» **STATED GOAL**
From the listing below, select every line where the word "that" appears.

** Begin **

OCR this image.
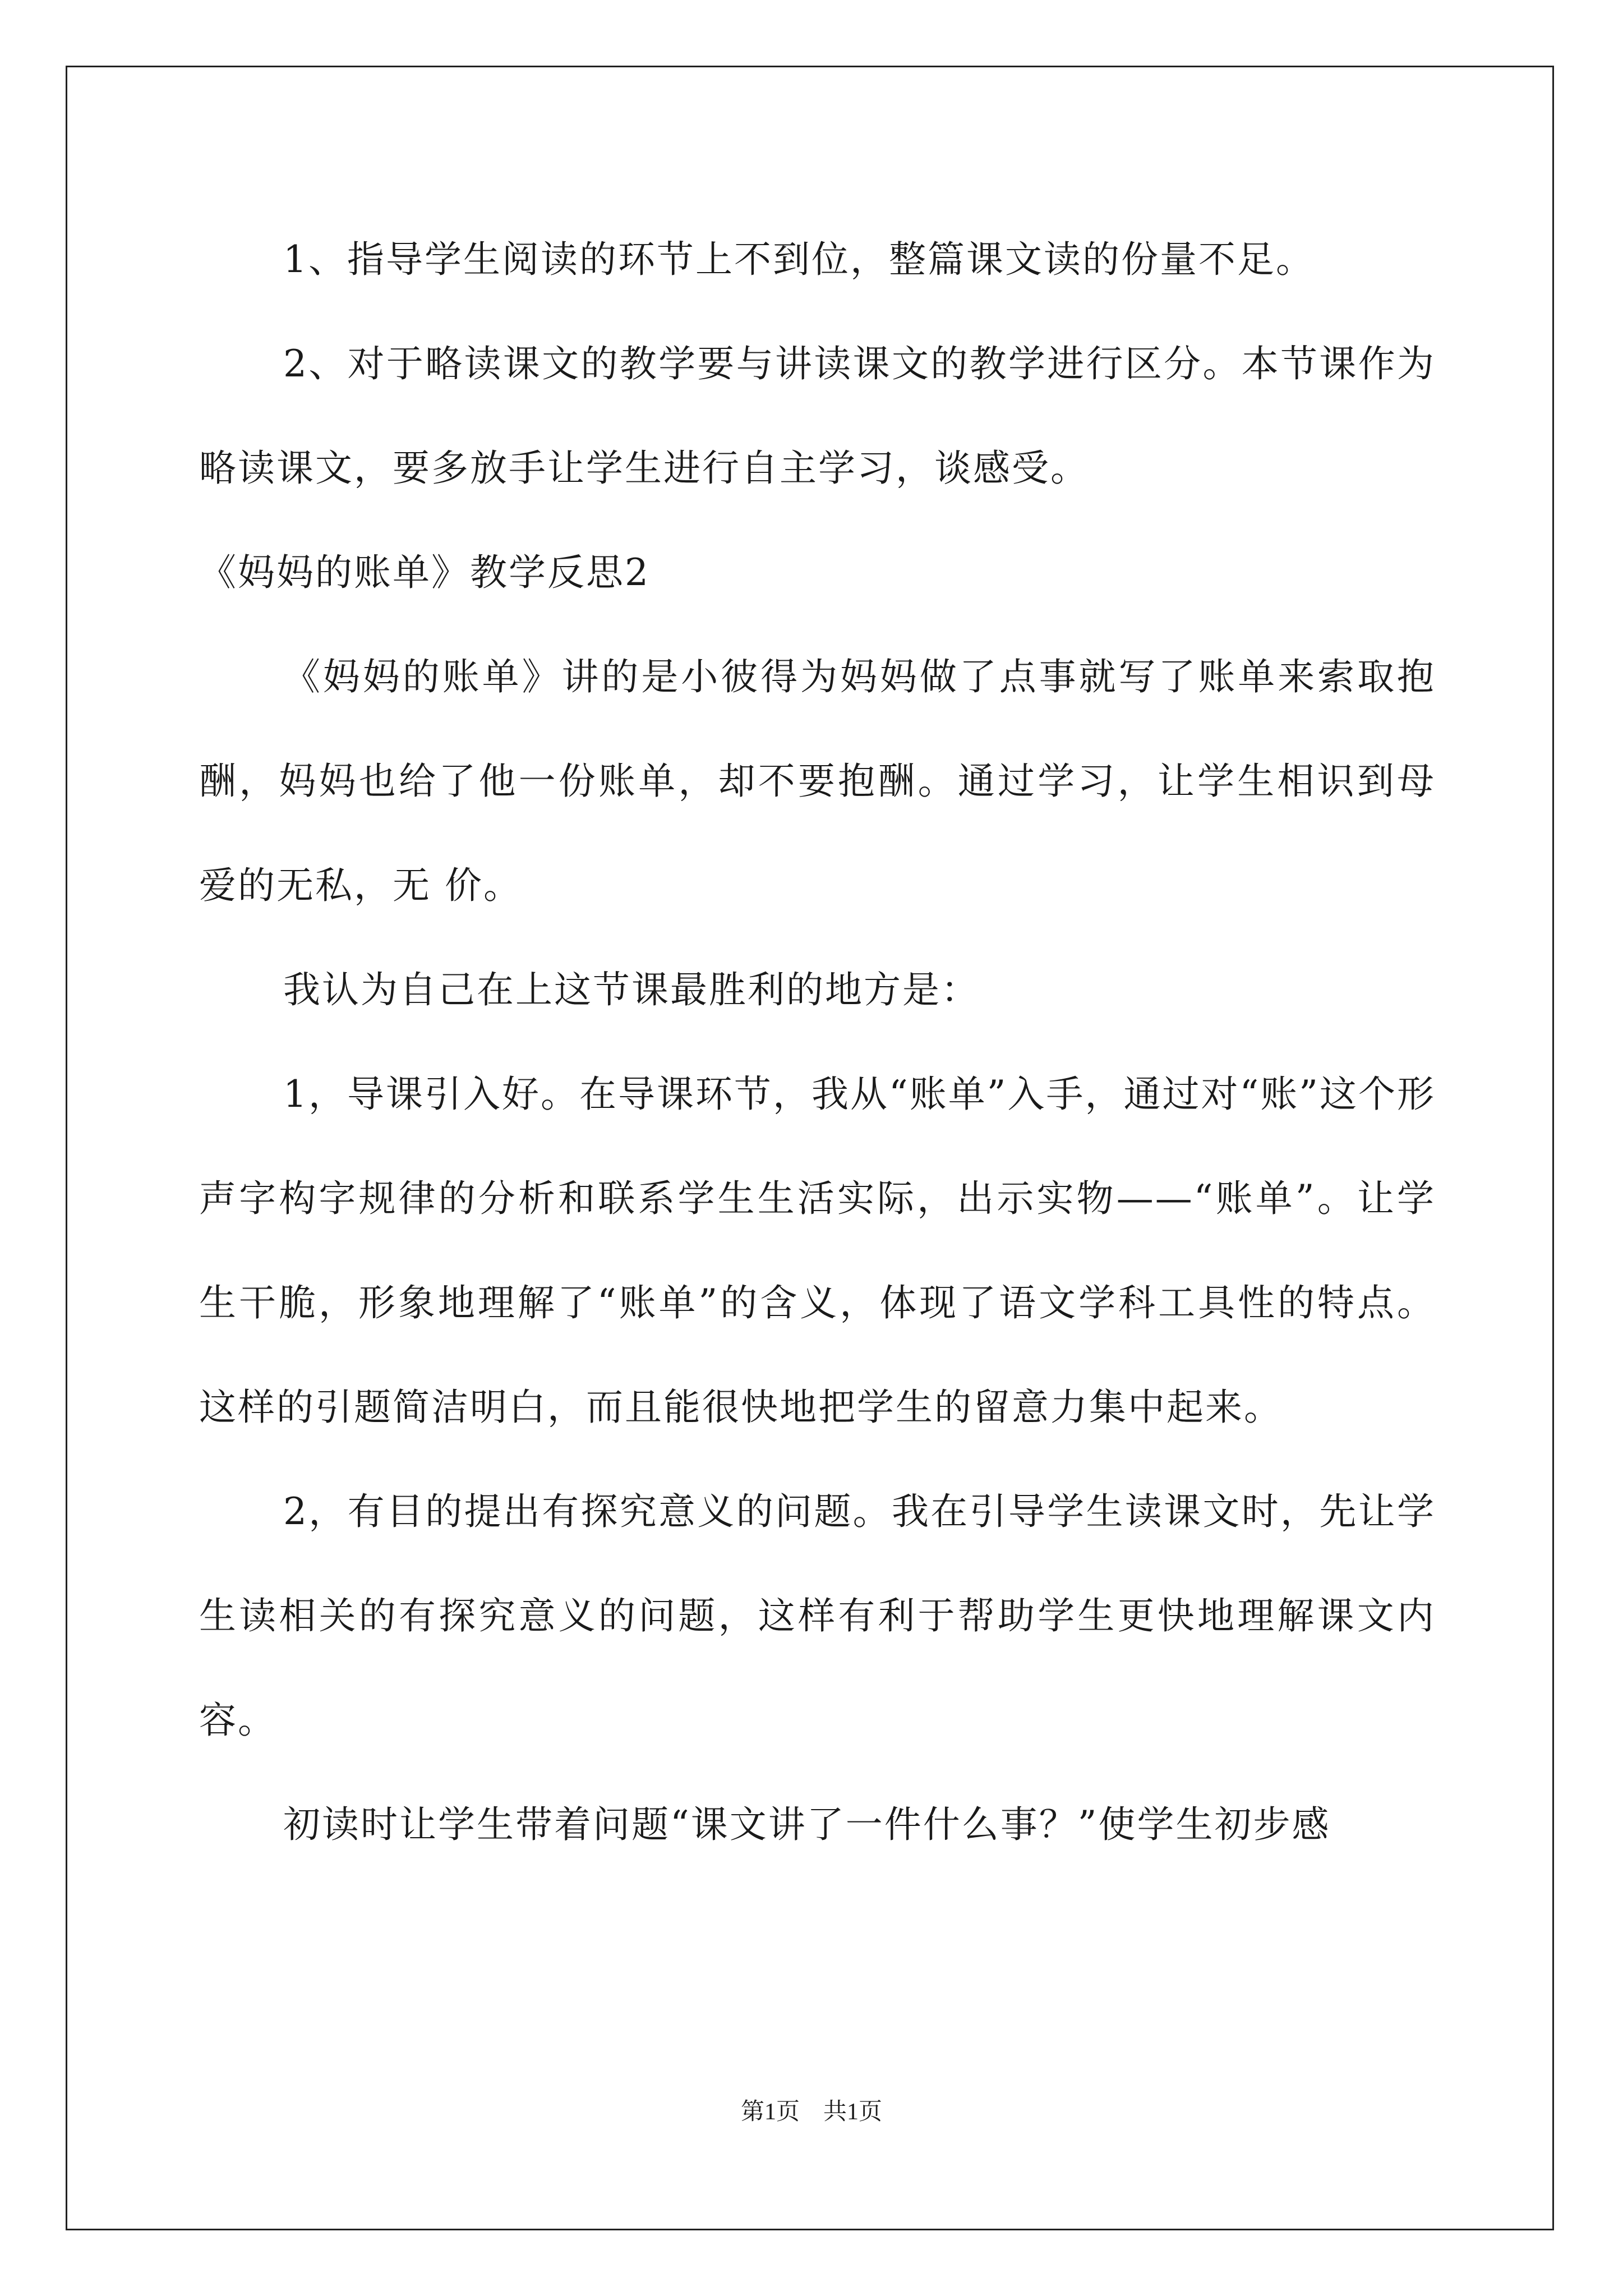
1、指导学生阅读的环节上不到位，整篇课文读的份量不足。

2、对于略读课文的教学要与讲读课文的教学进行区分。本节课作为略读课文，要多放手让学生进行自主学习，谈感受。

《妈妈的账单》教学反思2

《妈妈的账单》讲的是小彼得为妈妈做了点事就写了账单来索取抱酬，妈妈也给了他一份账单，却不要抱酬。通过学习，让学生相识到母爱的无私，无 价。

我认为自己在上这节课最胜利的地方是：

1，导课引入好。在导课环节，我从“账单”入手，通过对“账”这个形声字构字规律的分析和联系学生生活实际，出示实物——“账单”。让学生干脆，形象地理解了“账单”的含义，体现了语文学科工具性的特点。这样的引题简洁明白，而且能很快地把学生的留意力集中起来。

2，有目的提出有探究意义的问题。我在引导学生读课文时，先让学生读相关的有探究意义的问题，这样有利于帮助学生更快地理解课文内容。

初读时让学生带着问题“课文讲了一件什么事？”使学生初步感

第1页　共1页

** End **
** Begin **

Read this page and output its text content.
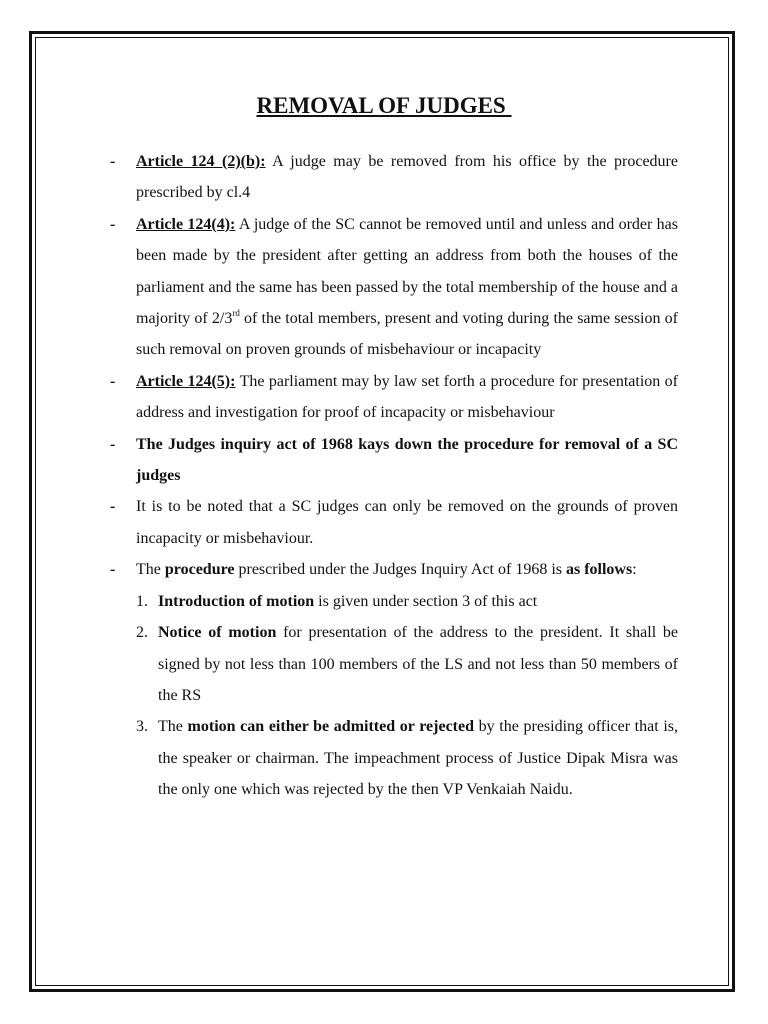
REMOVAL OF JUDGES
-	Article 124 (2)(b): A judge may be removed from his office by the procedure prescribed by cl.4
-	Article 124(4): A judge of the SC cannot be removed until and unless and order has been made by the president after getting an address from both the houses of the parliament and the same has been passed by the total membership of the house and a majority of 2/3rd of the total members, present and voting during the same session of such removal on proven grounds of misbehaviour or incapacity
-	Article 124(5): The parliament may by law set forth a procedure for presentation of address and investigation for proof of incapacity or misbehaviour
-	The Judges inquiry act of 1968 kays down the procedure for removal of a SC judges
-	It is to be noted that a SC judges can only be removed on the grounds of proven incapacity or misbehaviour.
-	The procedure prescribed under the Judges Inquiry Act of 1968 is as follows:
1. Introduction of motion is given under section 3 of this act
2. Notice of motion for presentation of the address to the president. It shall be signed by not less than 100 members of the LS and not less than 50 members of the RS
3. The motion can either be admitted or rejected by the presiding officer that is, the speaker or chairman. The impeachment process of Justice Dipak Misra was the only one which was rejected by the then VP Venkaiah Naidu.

** End **

» **RESULT OF THIS TASK**
-	It is to be noted that a SC judges can only be removed on the grounds of proven incapacity or misbehaviour.
3. The motion can either be admitted or rejected by the presiding officer that is, the speaker or chairman. The impeachment process of Justice Dipak Misra was the only one which was rejected by the then VP Venkaiah Naidu.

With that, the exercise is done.